**Figure collection entries**.

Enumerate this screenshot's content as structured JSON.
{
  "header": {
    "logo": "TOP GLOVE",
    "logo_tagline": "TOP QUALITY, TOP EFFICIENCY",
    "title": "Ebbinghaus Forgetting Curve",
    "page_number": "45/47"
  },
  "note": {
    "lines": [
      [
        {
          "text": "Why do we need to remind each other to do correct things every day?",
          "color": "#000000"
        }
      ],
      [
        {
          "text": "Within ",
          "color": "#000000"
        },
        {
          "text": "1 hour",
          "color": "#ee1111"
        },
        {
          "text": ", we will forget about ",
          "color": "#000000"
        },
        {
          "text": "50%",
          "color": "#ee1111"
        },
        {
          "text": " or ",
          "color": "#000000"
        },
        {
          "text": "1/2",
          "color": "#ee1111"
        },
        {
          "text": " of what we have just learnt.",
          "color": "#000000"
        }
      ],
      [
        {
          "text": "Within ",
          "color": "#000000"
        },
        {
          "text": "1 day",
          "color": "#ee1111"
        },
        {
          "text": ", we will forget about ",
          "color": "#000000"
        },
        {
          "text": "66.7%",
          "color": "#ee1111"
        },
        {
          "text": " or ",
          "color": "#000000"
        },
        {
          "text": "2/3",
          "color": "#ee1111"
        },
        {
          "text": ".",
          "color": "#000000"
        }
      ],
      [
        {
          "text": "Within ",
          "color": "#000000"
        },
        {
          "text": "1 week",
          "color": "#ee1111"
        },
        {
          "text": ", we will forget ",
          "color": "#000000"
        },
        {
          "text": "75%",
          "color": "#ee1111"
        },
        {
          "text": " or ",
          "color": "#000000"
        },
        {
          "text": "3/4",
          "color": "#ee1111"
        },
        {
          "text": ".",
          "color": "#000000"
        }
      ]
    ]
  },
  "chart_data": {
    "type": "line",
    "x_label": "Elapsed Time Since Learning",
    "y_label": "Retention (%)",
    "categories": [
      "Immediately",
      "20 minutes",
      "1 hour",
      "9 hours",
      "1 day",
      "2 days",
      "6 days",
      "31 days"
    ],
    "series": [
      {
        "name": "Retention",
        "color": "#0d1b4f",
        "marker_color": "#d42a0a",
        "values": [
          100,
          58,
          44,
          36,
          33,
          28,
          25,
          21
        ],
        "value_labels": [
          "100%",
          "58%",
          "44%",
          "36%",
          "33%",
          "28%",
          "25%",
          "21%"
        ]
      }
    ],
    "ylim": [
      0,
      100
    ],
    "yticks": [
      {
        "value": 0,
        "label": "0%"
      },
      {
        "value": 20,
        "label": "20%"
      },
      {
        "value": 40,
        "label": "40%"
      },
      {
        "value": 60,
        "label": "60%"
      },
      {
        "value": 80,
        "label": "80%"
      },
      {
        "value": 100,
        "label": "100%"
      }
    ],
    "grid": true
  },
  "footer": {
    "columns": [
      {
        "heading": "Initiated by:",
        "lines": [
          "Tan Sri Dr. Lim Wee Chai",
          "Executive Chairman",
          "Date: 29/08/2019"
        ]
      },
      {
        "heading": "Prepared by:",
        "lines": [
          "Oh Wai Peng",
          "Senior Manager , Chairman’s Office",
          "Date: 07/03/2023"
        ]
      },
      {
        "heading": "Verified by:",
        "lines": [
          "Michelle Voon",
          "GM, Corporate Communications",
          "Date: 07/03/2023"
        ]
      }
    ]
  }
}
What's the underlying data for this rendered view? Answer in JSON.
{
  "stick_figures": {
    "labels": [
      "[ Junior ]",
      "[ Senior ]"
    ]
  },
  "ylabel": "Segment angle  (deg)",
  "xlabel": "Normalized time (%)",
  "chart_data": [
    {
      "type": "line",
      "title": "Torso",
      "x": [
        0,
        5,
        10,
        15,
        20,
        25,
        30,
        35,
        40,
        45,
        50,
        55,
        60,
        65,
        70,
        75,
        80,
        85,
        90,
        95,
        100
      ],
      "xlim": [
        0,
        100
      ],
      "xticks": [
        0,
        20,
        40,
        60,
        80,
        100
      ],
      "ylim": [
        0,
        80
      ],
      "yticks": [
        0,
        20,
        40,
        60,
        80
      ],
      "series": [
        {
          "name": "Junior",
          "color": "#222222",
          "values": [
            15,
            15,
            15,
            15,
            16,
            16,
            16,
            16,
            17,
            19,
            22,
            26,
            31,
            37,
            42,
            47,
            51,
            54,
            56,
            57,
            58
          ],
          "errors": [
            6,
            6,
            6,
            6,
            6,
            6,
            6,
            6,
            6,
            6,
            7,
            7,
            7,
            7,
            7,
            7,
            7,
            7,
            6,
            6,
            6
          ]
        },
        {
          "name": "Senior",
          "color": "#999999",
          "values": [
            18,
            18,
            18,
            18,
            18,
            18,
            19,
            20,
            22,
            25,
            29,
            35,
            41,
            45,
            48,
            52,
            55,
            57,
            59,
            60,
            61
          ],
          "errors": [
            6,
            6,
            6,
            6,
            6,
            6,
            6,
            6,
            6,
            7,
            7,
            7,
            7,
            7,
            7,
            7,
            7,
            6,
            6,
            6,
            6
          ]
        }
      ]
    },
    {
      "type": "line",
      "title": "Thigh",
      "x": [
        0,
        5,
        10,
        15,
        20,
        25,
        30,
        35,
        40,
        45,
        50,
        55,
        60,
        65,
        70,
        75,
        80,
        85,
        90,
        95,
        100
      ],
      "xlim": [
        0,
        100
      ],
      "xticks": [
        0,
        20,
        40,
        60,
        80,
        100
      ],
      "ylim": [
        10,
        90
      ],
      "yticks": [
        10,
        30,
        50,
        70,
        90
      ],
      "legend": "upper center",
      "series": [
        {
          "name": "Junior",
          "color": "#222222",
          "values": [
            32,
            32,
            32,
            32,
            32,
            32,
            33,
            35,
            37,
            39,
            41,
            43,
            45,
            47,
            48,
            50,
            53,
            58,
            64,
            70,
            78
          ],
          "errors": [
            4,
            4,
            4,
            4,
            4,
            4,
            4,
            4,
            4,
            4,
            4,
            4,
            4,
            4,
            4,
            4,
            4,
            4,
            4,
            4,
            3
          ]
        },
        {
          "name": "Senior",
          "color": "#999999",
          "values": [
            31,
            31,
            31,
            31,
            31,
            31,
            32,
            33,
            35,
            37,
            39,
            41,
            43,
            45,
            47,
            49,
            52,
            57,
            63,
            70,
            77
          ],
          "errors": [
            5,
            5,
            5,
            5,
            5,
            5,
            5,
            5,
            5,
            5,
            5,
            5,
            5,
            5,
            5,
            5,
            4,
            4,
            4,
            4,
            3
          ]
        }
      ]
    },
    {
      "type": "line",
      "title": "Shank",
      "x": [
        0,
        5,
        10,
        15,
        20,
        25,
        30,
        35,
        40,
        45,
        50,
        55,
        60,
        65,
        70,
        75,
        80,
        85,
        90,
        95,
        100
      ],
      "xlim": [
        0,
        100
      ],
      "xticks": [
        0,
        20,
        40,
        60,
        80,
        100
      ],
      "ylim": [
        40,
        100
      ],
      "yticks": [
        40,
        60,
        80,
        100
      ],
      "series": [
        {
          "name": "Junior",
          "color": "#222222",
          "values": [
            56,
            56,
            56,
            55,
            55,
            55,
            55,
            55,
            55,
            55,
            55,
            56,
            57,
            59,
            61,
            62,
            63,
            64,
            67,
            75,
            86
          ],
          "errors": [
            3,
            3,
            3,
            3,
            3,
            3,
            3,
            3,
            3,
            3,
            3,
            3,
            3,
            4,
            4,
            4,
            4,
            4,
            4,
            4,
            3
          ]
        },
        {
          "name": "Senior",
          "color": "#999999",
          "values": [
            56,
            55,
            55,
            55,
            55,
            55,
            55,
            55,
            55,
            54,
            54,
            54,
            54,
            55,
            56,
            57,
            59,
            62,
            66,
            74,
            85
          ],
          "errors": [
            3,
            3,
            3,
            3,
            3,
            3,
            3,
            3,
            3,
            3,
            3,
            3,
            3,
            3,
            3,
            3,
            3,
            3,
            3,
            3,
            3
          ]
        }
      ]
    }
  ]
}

**WHAT YOU ARE ASKED TO DO**.
In the material above, show every line where the word "heading" turns up.

**OUTPUT FOR THIS EXERCISE**.
        "heading": "Initiated by:",
        "heading": "Prepared by:",
        "heading": "Verified by:",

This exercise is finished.